PROVIDED MATERIAL:
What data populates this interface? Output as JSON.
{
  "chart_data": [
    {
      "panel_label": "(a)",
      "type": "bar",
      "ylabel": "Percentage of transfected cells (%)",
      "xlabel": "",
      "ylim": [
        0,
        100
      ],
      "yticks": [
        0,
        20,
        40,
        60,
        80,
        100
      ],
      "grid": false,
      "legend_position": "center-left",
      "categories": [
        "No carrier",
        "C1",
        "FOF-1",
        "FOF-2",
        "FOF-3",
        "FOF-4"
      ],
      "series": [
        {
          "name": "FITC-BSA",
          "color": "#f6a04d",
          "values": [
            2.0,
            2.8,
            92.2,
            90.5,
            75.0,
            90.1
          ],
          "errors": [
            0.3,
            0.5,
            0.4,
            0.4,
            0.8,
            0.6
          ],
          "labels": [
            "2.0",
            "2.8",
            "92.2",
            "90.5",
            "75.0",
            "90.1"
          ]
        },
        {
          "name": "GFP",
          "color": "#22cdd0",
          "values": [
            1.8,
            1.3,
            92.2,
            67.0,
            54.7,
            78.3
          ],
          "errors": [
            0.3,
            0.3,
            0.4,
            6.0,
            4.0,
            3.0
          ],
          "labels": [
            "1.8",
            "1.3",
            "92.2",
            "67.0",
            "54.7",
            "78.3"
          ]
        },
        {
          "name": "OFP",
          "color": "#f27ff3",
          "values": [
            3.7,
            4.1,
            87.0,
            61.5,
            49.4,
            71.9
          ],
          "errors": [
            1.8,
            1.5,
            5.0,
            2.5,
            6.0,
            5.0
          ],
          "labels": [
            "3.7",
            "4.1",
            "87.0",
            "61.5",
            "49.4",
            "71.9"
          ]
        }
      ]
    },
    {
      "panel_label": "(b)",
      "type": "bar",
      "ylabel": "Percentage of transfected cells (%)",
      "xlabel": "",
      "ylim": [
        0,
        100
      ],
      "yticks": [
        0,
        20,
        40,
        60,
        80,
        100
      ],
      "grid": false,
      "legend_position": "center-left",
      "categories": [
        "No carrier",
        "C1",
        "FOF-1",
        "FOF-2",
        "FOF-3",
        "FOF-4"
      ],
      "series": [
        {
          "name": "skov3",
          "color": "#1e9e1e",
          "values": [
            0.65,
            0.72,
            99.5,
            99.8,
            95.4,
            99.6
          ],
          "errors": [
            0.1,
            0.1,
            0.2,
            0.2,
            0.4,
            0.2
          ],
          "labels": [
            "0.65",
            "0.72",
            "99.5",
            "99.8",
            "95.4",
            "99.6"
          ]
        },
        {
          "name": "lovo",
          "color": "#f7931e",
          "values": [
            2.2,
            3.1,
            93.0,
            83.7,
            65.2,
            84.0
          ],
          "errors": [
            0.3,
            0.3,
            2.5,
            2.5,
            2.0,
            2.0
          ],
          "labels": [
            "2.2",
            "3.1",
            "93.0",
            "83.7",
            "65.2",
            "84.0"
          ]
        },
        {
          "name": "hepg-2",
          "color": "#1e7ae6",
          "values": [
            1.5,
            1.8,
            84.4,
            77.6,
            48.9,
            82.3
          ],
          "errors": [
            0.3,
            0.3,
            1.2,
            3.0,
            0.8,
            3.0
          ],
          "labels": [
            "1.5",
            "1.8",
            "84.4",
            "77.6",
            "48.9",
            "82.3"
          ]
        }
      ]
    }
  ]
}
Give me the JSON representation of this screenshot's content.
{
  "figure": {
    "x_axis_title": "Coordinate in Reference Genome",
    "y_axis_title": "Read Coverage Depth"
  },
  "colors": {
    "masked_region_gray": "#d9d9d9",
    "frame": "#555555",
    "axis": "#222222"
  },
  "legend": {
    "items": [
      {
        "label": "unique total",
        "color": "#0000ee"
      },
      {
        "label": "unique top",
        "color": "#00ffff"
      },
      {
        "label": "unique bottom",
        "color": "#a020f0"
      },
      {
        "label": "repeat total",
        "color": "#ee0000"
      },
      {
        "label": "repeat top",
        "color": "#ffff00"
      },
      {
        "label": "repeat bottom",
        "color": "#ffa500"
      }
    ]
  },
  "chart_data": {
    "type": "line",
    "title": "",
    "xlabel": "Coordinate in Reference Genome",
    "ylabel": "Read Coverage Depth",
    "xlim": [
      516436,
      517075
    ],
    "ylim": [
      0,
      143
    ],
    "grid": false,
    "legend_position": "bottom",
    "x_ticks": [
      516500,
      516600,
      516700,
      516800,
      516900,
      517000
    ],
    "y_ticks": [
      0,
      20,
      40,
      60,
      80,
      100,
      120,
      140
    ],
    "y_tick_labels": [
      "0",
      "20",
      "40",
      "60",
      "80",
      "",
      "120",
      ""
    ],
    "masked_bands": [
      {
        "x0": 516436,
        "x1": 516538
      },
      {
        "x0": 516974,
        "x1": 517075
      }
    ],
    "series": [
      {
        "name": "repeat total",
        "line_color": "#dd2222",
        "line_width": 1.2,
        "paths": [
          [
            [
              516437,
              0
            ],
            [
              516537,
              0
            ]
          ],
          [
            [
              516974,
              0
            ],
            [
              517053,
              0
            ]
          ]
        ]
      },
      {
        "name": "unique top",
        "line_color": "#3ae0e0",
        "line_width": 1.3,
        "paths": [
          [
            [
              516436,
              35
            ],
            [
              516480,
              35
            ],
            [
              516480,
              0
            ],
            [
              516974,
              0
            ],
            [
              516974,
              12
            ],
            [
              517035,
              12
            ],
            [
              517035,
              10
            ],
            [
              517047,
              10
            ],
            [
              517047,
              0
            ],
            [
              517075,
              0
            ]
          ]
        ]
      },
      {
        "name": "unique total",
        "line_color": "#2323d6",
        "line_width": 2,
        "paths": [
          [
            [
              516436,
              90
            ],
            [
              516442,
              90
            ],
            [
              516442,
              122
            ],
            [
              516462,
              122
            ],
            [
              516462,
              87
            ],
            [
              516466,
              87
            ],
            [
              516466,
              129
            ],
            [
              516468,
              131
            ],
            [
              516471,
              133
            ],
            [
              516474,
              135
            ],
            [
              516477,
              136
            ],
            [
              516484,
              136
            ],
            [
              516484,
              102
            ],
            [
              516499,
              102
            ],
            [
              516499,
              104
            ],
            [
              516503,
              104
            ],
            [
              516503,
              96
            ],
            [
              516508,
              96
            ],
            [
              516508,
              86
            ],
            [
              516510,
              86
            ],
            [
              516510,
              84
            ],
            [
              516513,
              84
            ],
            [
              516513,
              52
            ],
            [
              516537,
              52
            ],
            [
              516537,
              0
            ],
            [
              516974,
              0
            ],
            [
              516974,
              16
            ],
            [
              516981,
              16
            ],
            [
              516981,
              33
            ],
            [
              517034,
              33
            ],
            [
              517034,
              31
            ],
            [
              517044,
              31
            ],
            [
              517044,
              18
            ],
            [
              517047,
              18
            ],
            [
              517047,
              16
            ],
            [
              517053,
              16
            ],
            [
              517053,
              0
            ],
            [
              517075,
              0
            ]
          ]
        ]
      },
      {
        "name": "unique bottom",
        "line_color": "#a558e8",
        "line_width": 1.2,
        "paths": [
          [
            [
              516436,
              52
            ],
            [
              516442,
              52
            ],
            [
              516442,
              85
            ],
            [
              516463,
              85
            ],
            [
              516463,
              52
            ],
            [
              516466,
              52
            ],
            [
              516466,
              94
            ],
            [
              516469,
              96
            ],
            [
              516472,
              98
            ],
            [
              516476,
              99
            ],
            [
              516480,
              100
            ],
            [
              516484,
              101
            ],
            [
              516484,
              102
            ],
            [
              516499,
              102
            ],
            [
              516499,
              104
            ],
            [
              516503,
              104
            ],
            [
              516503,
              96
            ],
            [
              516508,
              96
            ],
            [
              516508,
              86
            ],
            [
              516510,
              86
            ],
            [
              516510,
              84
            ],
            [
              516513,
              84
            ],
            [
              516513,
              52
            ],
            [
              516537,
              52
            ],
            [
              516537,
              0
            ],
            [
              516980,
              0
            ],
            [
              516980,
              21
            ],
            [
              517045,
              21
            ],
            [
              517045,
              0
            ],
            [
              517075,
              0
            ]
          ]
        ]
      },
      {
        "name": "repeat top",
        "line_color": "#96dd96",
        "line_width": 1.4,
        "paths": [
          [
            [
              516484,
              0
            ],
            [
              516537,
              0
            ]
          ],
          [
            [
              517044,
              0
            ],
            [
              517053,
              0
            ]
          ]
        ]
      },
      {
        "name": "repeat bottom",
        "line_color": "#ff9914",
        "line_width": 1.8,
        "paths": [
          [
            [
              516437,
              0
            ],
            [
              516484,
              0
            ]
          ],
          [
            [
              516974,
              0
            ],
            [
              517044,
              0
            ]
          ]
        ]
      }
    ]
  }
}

WORK REQUIRED: Look through the listing above and copy each line where the string "Depth" occurs.

WRITTEN RESPONSE:
    "y_axis_title": "Read Coverage Depth"
    "ylabel": "Read Coverage Depth",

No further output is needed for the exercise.